— start of Given entries —

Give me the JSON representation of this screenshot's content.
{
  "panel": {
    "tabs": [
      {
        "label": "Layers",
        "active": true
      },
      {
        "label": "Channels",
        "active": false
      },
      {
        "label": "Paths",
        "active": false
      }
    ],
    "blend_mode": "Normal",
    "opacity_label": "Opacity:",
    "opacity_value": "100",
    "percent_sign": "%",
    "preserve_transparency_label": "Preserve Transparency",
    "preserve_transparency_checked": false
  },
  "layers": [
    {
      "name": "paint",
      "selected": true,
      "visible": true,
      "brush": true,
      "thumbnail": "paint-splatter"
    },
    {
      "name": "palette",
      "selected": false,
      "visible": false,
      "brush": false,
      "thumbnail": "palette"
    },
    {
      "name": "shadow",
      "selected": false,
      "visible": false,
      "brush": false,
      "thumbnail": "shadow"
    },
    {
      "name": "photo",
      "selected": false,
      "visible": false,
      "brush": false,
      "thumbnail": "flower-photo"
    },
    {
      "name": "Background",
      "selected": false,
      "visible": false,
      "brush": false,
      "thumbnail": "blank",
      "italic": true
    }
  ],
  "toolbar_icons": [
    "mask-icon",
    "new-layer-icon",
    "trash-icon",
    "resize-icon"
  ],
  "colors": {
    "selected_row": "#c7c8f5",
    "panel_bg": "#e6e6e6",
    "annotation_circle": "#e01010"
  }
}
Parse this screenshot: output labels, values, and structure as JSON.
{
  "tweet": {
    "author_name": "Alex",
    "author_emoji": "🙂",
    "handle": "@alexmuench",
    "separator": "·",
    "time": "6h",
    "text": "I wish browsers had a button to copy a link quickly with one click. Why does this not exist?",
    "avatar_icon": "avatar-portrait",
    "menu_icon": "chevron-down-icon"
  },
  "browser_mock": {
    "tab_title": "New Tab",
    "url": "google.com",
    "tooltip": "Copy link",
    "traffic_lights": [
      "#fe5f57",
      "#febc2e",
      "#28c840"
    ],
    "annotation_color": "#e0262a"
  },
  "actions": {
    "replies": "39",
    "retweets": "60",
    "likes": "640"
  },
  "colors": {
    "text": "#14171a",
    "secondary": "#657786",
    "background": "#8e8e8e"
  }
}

— end of Given entries —

> _Goal_: Reproduce the entries above in full by retyping them exactly.

> _Correct result_:
Give me the JSON representation of this screenshot's content.
{
  "panel": {
    "tabs": [
      {
        "label": "Layers",
        "active": true
      },
      {
        "label": "Channels",
        "active": false
      },
      {
        "label": "Paths",
        "active": false
      }
    ],
    "blend_mode": "Normal",
    "opacity_label": "Opacity:",
    "opacity_value": "100",
    "percent_sign": "%",
    "preserve_transparency_label": "Preserve Transparency",
    "preserve_transparency_checked": false
  },
  "layers": [
    {
      "name": "paint",
      "selected": true,
      "visible": true,
      "brush": true,
      "thumbnail": "paint-splatter"
    },
    {
      "name": "palette",
      "selected": false,
      "visible": false,
      "brush": false,
      "thumbnail": "palette"
    },
    {
      "name": "shadow",
      "selected": false,
      "visible": false,
      "brush": false,
      "thumbnail": "shadow"
    },
    {
      "name": "photo",
      "selected": false,
      "visible": false,
      "brush": false,
      "thumbnail": "flower-photo"
    },
    {
      "name": "Background",
      "selected": false,
      "visible": false,
      "brush": false,
      "thumbnail": "blank",
      "italic": true
    }
  ],
  "toolbar_icons": [
    "mask-icon",
    "new-layer-icon",
    "trash-icon",
    "resize-icon"
  ],
  "colors": {
    "selected_row": "#c7c8f5",
    "panel_bg": "#e6e6e6",
    "annotation_circle": "#e01010"
  }
}
Parse this screenshot: output labels, values, and structure as JSON.
{
  "tweet": {
    "author_name": "Alex",
    "author_emoji": "🙂",
    "handle": "@alexmuench",
    "separator": "·",
    "time": "6h",
    "text": "I wish browsers had a button to copy a link quickly with one click. Why does this not exist?",
    "avatar_icon": "avatar-portrait",
    "menu_icon": "chevron-down-icon"
  },
  "browser_mock": {
    "tab_title": "New Tab",
    "url": "google.com",
    "tooltip": "Copy link",
    "traffic_lights": [
      "#fe5f57",
      "#febc2e",
      "#28c840"
    ],
    "annotation_color": "#e0262a"
  },
  "actions": {
    "replies": "39",
    "retweets": "60",
    "likes": "640"
  },
  "colors": {
    "text": "#14171a",
    "secondary": "#657786",
    "background": "#8e8e8e"
  }
}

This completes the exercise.